-- The problem --
All entries are to be quoted exactly; the images stay out of the copy.

-- Given entries --
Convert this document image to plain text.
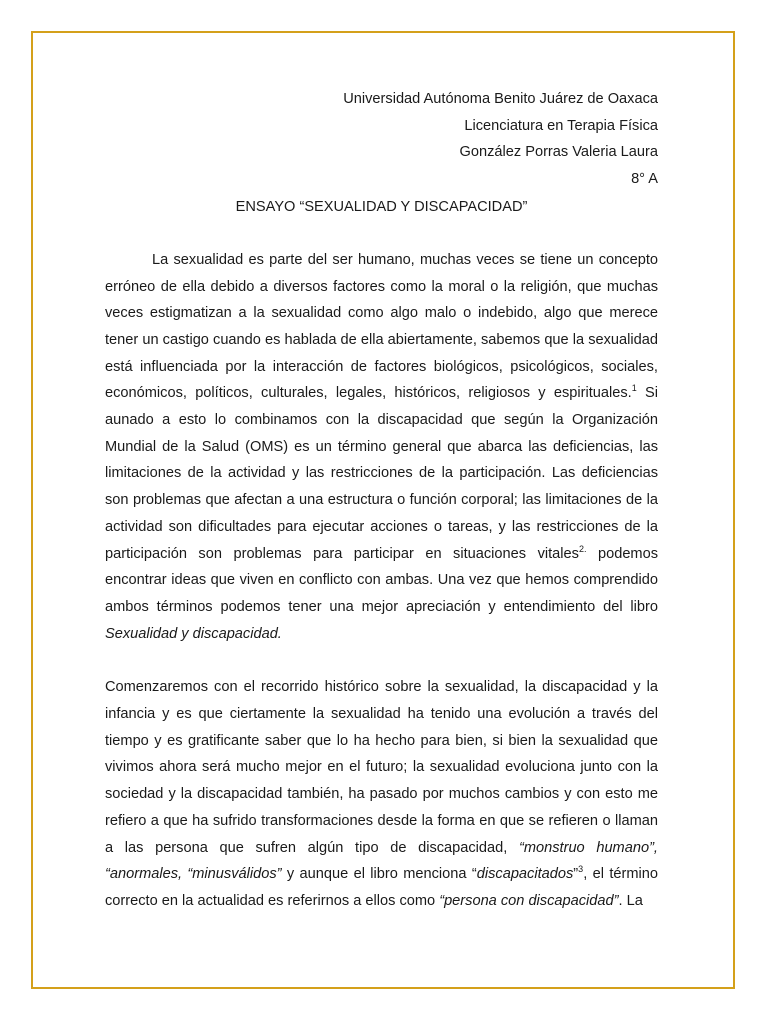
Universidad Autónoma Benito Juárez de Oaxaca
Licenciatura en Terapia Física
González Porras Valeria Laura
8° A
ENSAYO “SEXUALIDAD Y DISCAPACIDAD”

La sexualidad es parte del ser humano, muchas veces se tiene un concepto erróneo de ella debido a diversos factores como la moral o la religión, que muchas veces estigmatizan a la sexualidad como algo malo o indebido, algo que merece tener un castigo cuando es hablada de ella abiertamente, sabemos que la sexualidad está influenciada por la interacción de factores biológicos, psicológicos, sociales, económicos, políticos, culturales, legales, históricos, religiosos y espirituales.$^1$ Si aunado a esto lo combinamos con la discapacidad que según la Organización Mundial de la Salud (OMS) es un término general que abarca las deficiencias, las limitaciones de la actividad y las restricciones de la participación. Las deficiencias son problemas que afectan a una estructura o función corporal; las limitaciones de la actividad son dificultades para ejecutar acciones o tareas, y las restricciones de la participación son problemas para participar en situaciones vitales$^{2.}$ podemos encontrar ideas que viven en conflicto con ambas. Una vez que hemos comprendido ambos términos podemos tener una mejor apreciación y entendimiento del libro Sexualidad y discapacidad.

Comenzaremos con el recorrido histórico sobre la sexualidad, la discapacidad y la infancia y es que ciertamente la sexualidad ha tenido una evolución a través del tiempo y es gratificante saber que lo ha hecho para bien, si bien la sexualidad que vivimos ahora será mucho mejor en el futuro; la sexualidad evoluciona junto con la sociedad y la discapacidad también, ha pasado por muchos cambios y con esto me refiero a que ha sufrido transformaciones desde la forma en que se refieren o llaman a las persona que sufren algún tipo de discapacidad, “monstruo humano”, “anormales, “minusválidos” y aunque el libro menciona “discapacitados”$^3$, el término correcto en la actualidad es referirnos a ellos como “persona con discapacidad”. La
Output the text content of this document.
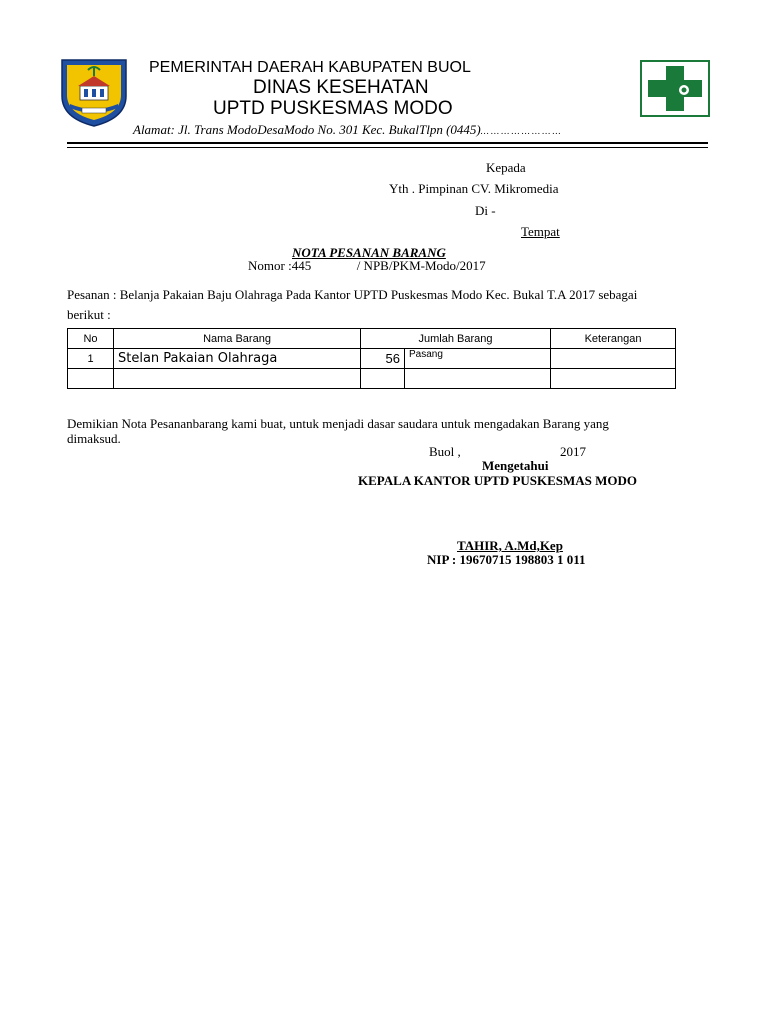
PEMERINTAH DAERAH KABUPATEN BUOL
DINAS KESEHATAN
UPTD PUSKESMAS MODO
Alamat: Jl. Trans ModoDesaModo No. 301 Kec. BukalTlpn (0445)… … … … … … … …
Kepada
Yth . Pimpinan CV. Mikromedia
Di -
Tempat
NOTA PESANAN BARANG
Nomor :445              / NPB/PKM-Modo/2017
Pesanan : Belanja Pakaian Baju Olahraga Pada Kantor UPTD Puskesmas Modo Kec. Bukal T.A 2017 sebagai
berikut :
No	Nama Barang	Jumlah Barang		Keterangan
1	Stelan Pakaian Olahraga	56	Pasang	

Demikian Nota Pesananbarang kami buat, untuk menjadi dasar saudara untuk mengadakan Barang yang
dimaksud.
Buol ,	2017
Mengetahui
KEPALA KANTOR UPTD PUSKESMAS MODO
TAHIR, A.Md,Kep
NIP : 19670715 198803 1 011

-- Exercise result --
Convert this document image to plain text.
Universidad Autónoma Benito Juárez de Oaxaca
Licenciatura en Terapia Física
González Porras Valeria Laura
8° A
ENSAYO “SEXUALIDAD Y DISCAPACIDAD”

La sexualidad es parte del ser humano, muchas veces se tiene un concepto erróneo de ella debido a diversos factores como la moral o la religión, que muchas veces estigmatizan a la sexualidad como algo malo o indebido, algo que merece tener un castigo cuando es hablada de ella abiertamente, sabemos que la sexualidad está influenciada por la interacción de factores biológicos, psicológicos, sociales, económicos, políticos, culturales, legales, históricos, religiosos y espirituales.$^1$ Si aunado a esto lo combinamos con la discapacidad que según la Organización Mundial de la Salud (OMS) es un término general que abarca las deficiencias, las limitaciones de la actividad y las restricciones de la participación. Las deficiencias son problemas que afectan a una estructura o función corporal; las limitaciones de la actividad son dificultades para ejecutar acciones o tareas, y las restricciones de la participación son problemas para participar en situaciones vitales$^{2.}$ podemos encontrar ideas que viven en conflicto con ambas. Una vez que hemos comprendido ambos términos podemos tener una mejor apreciación y entendimiento del libro Sexualidad y discapacidad.

Comenzaremos con el recorrido histórico sobre la sexualidad, la discapacidad y la infancia y es que ciertamente la sexualidad ha tenido una evolución a través del tiempo y es gratificante saber que lo ha hecho para bien, si bien la sexualidad que vivimos ahora será mucho mejor en el futuro; la sexualidad evoluciona junto con la sociedad y la discapacidad también, ha pasado por muchos cambios y con esto me refiero a que ha sufrido transformaciones desde la forma en que se refieren o llaman a las persona que sufren algún tipo de discapacidad, “monstruo humano”, “anormales, “minusválidos” y aunque el libro menciona “discapacitados”$^3$, el término correcto en la actualidad es referirnos a ellos como “persona con discapacidad”. La
Output the text content of this document.
PEMERINTAH DAERAH KABUPATEN BUOL
DINAS KESEHATAN
UPTD PUSKESMAS MODO
Alamat: Jl. Trans ModoDesaModo No. 301 Kec. BukalTlpn (0445)… … … … … … … …
Kepada
Yth . Pimpinan CV. Mikromedia
Di -
Tempat
NOTA PESANAN BARANG
Nomor :445              / NPB/PKM-Modo/2017
Pesanan : Belanja Pakaian Baju Olahraga Pada Kantor UPTD Puskesmas Modo Kec. Bukal T.A 2017 sebagai
berikut :
No	Nama Barang	Jumlah Barang		Keterangan
1	Stelan Pakaian Olahraga	56	Pasang	

Demikian Nota Pesananbarang kami buat, untuk menjadi dasar saudara untuk mengadakan Barang yang
dimaksud.
Buol ,	2017
Mengetahui
KEPALA KANTOR UPTD PUSKESMAS MODO
TAHIR, A.Md,Kep
NIP : 19670715 198803 1 011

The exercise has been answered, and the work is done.